(Element region listings)

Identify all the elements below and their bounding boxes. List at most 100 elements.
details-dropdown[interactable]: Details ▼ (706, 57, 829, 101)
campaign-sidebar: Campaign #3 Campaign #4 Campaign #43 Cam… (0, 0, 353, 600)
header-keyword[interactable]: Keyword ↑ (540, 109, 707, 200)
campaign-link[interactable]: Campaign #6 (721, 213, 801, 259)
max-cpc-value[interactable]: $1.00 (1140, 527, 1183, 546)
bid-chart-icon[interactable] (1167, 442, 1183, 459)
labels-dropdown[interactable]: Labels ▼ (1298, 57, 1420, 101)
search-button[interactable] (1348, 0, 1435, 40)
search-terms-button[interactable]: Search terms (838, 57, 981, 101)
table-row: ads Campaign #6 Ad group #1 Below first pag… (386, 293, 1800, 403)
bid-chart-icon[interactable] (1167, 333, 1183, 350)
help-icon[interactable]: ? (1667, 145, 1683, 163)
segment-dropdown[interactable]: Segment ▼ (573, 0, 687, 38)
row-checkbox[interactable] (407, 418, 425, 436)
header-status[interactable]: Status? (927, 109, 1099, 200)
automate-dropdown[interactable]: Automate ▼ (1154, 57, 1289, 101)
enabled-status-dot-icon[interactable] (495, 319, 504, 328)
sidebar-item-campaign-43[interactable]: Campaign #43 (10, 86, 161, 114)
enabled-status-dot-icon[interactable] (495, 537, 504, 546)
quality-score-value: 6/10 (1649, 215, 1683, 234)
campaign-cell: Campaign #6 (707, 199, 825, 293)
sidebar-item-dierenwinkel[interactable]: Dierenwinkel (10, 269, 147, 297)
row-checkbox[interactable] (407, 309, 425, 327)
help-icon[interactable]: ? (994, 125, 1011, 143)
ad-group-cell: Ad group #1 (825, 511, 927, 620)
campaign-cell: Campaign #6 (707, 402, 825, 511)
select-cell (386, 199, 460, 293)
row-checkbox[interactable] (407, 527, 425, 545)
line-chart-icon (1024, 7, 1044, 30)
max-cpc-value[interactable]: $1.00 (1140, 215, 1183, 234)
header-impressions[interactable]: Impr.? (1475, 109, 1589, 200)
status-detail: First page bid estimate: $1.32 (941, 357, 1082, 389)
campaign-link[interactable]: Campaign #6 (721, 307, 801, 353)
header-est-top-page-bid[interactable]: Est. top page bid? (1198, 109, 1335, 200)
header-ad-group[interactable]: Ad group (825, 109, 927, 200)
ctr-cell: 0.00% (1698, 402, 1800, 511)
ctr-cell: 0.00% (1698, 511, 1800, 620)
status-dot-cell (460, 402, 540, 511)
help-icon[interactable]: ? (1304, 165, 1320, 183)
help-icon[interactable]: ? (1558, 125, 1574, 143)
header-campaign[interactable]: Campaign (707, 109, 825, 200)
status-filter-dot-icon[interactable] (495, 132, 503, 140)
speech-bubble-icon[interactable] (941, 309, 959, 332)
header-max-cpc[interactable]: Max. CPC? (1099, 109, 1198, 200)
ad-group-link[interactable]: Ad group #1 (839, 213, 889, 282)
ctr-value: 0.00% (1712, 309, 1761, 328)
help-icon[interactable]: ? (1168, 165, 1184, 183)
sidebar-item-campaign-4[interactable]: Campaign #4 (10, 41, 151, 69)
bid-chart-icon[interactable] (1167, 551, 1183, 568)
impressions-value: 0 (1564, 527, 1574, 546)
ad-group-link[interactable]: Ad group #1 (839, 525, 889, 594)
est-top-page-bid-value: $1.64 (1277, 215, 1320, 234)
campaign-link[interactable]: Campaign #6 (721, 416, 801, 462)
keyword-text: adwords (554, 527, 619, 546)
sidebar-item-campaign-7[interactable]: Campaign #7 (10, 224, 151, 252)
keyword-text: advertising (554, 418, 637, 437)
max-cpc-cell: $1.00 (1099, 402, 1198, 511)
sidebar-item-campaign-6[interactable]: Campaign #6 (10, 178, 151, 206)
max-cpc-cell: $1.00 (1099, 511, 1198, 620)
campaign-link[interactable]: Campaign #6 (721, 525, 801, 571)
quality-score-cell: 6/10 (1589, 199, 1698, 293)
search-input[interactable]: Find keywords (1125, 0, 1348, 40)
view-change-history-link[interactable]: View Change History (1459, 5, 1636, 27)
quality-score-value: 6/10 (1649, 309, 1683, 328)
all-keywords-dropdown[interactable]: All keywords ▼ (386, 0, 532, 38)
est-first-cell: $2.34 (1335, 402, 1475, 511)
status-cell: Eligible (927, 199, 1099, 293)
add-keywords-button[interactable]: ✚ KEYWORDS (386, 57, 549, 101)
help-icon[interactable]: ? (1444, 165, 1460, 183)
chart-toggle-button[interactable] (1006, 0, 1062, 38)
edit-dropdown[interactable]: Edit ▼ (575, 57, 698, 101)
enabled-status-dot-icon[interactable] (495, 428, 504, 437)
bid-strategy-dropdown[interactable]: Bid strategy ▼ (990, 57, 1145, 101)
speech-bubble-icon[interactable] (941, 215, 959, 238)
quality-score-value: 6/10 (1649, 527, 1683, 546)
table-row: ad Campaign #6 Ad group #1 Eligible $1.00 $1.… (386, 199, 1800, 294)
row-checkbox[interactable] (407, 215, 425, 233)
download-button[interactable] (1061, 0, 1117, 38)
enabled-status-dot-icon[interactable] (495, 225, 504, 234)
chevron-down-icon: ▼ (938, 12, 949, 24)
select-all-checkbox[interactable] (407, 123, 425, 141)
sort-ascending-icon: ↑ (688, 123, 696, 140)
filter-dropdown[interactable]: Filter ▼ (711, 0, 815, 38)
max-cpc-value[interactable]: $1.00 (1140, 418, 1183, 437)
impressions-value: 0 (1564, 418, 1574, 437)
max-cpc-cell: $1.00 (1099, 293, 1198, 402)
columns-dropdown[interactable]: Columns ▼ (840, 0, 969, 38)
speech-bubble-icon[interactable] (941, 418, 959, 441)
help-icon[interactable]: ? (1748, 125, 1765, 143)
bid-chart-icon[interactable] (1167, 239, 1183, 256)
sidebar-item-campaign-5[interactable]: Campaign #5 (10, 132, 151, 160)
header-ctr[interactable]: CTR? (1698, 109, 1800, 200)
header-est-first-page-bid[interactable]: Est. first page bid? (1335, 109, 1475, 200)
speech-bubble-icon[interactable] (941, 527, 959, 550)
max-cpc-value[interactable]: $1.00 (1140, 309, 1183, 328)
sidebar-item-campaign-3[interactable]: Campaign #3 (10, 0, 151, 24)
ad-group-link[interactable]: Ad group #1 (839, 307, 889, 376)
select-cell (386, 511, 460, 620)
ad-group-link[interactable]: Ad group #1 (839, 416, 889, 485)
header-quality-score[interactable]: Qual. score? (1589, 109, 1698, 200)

- Set exercise: Can you reproduce every line of the records above, character for character?

- Solution to the exercise:
Identify all the elements below and their bounding boxes. List at most 100 elements.
details-dropdown[interactable]: Details ▼ (706, 57, 829, 101)
campaign-sidebar: Campaign #3 Campaign #4 Campaign #43 Cam… (0, 0, 353, 600)
header-keyword[interactable]: Keyword ↑ (540, 109, 707, 200)
campaign-link[interactable]: Campaign #6 (721, 213, 801, 259)
max-cpc-value[interactable]: $1.00 (1140, 527, 1183, 546)
bid-chart-icon[interactable] (1167, 442, 1183, 459)
labels-dropdown[interactable]: Labels ▼ (1298, 57, 1420, 101)
search-button[interactable] (1348, 0, 1435, 40)
search-terms-button[interactable]: Search terms (838, 57, 981, 101)
table-row: ads Campaign #6 Ad group #1 Below first pag… (386, 293, 1800, 403)
bid-chart-icon[interactable] (1167, 333, 1183, 350)
help-icon[interactable]: ? (1667, 145, 1683, 163)
segment-dropdown[interactable]: Segment ▼ (573, 0, 687, 38)
row-checkbox[interactable] (407, 418, 425, 436)
header-status[interactable]: Status? (927, 109, 1099, 200)
automate-dropdown[interactable]: Automate ▼ (1154, 57, 1289, 101)
enabled-status-dot-icon[interactable] (495, 319, 504, 328)
sidebar-item-campaign-43[interactable]: Campaign #43 (10, 86, 161, 114)
enabled-status-dot-icon[interactable] (495, 537, 504, 546)
quality-score-value: 6/10 (1649, 215, 1683, 234)
campaign-cell: Campaign #6 (707, 199, 825, 293)
sidebar-item-dierenwinkel[interactable]: Dierenwinkel (10, 269, 147, 297)
row-checkbox[interactable] (407, 309, 425, 327)
help-icon[interactable]: ? (994, 125, 1011, 143)
ad-group-cell: Ad group #1 (825, 511, 927, 620)
campaign-cell: Campaign #6 (707, 402, 825, 511)
select-cell (386, 199, 460, 293)
row-checkbox[interactable] (407, 527, 425, 545)
line-chart-icon (1024, 7, 1044, 30)
max-cpc-value[interactable]: $1.00 (1140, 215, 1183, 234)
header-impressions[interactable]: Impr.? (1475, 109, 1589, 200)
status-detail: First page bid estimate: $1.32 (941, 357, 1082, 389)
campaign-link[interactable]: Campaign #6 (721, 307, 801, 353)
header-est-top-page-bid[interactable]: Est. top page bid? (1198, 109, 1335, 200)
header-ad-group[interactable]: Ad group (825, 109, 927, 200)
ctr-cell: 0.00% (1698, 402, 1800, 511)
ctr-cell: 0.00% (1698, 511, 1800, 620)
status-dot-cell (460, 402, 540, 511)
help-icon[interactable]: ? (1304, 165, 1320, 183)
help-icon[interactable]: ? (1558, 125, 1574, 143)
header-campaign[interactable]: Campaign (707, 109, 825, 200)
status-filter-dot-icon[interactable] (495, 132, 503, 140)
speech-bubble-icon[interactable] (941, 309, 959, 332)
header-max-cpc[interactable]: Max. CPC? (1099, 109, 1198, 200)
ad-group-link[interactable]: Ad group #1 (839, 213, 889, 282)
ctr-value: 0.00% (1712, 309, 1761, 328)
help-icon[interactable]: ? (1168, 165, 1184, 183)
sidebar-item-campaign-4[interactable]: Campaign #4 (10, 41, 151, 69)
bid-chart-icon[interactable] (1167, 551, 1183, 568)
impressions-value: 0 (1564, 527, 1574, 546)
ad-group-link[interactable]: Ad group #1 (839, 525, 889, 594)
est-top-page-bid-value: $1.64 (1277, 215, 1320, 234)
campaign-link[interactable]: Campaign #6 (721, 416, 801, 462)
keyword-text: adwords (554, 527, 619, 546)
sidebar-item-campaign-7[interactable]: Campaign #7 (10, 224, 151, 252)
keyword-text: advertising (554, 418, 637, 437)
max-cpc-cell: $1.00 (1099, 402, 1198, 511)
sidebar-item-campaign-6[interactable]: Campaign #6 (10, 178, 151, 206)
max-cpc-cell: $1.00 (1099, 511, 1198, 620)
campaign-link[interactable]: Campaign #6 (721, 525, 801, 571)
quality-score-cell: 6/10 (1589, 199, 1698, 293)
search-input[interactable]: Find keywords (1125, 0, 1348, 40)
view-change-history-link[interactable]: View Change History (1459, 5, 1636, 27)
quality-score-value: 6/10 (1649, 309, 1683, 328)
all-keywords-dropdown[interactable]: All keywords ▼ (386, 0, 532, 38)
est-first-cell: $2.34 (1335, 402, 1475, 511)
status-cell: Eligible (927, 199, 1099, 293)
add-keywords-button[interactable]: ✚ KEYWORDS (386, 57, 549, 101)
help-icon[interactable]: ? (1444, 165, 1460, 183)
chart-toggle-button[interactable] (1006, 0, 1062, 38)
edit-dropdown[interactable]: Edit ▼ (575, 57, 698, 101)
enabled-status-dot-icon[interactable] (495, 428, 504, 437)
bid-strategy-dropdown[interactable]: Bid strategy ▼ (990, 57, 1145, 101)
speech-bubble-icon[interactable] (941, 215, 959, 238)
quality-score-value: 6/10 (1649, 527, 1683, 546)
table-row: ad Campaign #6 Ad group #1 Eligible $1.00 $1.… (386, 199, 1800, 294)
row-checkbox[interactable] (407, 215, 425, 233)
download-button[interactable] (1061, 0, 1117, 38)
enabled-status-dot-icon[interactable] (495, 225, 504, 234)
chevron-down-icon: ▼ (938, 12, 949, 24)
select-all-checkbox[interactable] (407, 123, 425, 141)
sort-ascending-icon: ↑ (688, 123, 696, 140)
filter-dropdown[interactable]: Filter ▼ (711, 0, 815, 38)
max-cpc-value[interactable]: $1.00 (1140, 418, 1183, 437)
impressions-value: 0 (1564, 418, 1574, 437)
max-cpc-cell: $1.00 (1099, 293, 1198, 402)
columns-dropdown[interactable]: Columns ▼ (840, 0, 969, 38)
speech-bubble-icon[interactable] (941, 418, 959, 441)
help-icon[interactable]: ? (1748, 125, 1765, 143)
bid-chart-icon[interactable] (1167, 239, 1183, 256)
sidebar-item-campaign-5[interactable]: Campaign #5 (10, 132, 151, 160)
header-ctr[interactable]: CTR? (1698, 109, 1800, 200)
header-est-first-page-bid[interactable]: Est. first page bid? (1335, 109, 1475, 200)
speech-bubble-icon[interactable] (941, 527, 959, 550)
max-cpc-value[interactable]: $1.00 (1140, 309, 1183, 328)
sidebar-item-campaign-3[interactable]: Campaign #3 (10, 0, 151, 24)
ad-group-link[interactable]: Ad group #1 (839, 307, 889, 376)
select-cell (386, 511, 460, 620)
ad-group-link[interactable]: Ad group #1 (839, 416, 889, 485)
header-quality-score[interactable]: Qual. score? (1589, 109, 1698, 200)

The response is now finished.